_PROBLEM DESCRIPTION_.
Copy each line below that includes "گرفتن".

_DATA LINES_.
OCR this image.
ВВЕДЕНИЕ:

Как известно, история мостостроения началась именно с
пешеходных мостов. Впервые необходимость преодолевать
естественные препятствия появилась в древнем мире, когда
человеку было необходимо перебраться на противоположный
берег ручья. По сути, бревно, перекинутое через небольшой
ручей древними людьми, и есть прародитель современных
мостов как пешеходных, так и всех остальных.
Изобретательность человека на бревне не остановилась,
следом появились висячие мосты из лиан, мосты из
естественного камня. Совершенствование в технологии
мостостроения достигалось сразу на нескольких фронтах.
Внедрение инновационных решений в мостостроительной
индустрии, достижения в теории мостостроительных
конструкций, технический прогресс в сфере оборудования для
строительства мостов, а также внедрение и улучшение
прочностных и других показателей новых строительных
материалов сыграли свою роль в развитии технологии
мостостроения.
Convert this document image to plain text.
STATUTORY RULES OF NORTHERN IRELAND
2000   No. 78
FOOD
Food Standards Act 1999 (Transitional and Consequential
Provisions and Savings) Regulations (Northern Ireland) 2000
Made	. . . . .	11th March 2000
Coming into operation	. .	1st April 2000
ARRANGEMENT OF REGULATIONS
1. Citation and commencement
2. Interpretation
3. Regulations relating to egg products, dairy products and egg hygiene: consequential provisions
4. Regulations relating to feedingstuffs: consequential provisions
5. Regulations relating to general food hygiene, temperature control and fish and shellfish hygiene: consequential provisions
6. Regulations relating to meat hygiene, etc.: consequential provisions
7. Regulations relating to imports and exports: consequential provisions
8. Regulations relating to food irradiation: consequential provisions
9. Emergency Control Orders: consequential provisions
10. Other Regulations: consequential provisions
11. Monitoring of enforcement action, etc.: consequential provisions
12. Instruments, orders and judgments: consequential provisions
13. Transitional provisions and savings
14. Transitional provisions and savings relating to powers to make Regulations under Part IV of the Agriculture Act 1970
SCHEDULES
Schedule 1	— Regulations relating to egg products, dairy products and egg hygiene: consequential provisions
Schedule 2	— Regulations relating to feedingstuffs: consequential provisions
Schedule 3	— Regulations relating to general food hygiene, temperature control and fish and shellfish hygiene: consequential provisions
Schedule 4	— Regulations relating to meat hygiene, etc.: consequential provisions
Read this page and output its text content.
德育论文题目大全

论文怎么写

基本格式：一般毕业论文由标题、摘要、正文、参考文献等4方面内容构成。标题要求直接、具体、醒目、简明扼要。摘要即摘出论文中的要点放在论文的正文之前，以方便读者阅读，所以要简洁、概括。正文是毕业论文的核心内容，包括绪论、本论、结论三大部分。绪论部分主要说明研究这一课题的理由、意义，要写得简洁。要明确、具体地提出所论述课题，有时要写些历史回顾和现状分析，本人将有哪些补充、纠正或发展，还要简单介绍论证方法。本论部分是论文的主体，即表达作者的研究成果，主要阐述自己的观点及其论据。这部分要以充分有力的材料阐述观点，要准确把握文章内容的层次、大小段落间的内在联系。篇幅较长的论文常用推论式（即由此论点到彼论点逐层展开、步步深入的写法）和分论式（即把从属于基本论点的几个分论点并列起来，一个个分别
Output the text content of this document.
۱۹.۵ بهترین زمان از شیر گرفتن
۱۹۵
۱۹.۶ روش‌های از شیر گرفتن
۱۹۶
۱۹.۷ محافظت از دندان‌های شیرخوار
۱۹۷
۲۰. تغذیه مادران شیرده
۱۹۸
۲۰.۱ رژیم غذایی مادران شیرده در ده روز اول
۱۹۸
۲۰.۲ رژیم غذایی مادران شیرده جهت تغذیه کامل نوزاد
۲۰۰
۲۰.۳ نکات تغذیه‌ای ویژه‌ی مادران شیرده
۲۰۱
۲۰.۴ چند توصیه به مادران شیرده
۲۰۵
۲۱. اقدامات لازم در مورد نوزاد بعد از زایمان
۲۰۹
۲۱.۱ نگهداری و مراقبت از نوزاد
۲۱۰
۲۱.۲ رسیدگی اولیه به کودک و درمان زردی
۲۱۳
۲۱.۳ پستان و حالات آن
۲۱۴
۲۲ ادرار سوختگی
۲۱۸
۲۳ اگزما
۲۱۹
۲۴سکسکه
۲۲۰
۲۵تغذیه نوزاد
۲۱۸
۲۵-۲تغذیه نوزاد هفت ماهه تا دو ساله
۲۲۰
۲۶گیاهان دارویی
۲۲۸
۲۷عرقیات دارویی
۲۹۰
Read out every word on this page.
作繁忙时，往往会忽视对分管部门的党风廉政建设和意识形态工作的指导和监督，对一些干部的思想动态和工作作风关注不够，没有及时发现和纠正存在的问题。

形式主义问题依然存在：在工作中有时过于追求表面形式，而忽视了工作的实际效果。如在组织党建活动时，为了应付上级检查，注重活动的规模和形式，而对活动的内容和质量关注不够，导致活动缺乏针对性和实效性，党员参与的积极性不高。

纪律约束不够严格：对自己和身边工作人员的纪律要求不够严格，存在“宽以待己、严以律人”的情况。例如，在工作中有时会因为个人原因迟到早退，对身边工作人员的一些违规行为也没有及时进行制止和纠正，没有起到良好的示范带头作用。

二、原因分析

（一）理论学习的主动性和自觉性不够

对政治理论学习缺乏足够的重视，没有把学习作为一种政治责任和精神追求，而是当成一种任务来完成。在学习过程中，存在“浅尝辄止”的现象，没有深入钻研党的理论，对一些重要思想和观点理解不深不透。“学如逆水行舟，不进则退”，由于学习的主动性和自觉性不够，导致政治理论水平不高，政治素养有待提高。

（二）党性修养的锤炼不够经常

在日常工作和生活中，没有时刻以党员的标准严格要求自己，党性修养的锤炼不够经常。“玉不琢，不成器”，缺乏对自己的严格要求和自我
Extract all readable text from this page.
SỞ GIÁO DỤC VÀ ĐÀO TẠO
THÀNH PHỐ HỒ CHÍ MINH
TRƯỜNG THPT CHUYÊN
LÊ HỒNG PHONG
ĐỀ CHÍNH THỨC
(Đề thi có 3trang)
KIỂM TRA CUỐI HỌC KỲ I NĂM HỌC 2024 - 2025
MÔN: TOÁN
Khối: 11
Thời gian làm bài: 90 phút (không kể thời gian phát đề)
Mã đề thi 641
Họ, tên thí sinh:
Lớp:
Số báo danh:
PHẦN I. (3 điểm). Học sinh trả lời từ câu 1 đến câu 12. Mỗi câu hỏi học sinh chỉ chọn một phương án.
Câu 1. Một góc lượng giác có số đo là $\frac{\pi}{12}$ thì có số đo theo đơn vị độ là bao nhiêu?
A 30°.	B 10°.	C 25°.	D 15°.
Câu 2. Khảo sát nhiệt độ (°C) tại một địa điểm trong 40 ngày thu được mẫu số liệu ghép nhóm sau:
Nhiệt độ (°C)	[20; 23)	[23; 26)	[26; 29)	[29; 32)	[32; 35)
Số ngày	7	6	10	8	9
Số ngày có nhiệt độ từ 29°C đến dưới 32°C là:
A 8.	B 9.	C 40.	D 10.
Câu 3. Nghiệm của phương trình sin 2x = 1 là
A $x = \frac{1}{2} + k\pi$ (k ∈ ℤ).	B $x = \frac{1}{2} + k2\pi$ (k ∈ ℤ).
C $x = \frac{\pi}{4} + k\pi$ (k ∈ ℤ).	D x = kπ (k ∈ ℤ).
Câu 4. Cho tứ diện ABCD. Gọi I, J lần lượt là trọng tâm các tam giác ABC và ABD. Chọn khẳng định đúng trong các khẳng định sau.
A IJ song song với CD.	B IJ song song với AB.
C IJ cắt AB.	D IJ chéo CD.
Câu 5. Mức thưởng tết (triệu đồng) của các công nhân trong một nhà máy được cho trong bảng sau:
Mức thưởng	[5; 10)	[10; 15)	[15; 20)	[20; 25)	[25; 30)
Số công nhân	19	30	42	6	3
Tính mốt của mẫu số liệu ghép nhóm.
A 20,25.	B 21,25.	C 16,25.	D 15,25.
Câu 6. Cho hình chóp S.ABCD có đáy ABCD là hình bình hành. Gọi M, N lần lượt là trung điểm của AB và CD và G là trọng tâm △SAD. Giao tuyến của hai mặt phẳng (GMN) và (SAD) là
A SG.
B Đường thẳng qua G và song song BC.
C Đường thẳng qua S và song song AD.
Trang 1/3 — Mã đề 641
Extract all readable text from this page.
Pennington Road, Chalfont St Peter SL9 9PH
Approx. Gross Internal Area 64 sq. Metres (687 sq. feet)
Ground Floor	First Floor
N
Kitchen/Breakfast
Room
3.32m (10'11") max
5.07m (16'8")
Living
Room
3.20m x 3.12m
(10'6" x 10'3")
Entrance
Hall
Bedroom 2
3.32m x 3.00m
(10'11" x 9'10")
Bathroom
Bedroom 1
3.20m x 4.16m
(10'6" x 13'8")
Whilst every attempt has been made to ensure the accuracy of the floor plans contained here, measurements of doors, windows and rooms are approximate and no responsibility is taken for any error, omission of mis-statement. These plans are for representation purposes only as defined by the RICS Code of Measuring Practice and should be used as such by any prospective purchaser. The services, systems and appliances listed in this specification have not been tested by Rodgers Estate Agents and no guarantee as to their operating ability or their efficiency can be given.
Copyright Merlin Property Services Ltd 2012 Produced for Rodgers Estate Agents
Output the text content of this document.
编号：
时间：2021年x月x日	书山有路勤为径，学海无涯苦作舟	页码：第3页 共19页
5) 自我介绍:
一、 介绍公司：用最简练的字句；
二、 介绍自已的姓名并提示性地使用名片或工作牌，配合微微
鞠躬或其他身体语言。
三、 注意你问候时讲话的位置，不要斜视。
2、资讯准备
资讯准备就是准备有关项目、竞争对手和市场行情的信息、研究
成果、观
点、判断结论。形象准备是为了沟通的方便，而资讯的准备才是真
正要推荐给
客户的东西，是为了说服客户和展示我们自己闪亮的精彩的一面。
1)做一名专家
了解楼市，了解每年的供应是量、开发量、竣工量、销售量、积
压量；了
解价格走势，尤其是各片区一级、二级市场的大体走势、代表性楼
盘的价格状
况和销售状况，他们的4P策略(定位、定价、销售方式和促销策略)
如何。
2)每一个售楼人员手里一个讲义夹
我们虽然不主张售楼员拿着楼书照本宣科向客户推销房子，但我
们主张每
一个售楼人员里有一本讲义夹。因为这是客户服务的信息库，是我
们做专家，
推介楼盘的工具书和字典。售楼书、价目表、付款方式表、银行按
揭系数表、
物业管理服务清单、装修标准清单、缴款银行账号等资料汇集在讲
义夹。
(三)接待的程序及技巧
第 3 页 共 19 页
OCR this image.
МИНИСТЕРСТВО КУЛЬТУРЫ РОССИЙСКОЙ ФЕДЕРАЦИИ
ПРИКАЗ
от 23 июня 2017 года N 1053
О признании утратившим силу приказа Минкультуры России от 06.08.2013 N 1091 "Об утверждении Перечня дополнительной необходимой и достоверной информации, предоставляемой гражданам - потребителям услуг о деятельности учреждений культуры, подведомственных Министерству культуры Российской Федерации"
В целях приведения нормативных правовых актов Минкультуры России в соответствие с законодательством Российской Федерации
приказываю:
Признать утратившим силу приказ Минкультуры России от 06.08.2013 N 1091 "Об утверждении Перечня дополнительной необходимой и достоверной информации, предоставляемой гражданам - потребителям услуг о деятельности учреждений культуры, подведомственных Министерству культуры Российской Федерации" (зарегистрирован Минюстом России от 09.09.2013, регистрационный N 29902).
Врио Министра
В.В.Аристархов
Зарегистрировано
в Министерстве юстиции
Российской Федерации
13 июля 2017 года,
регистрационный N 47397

_TASK OUTPUT_.
۱۹.۵ بهترین زمان از شیر گرفتن
۱۹.۶ روش‌های از شیر گرفتن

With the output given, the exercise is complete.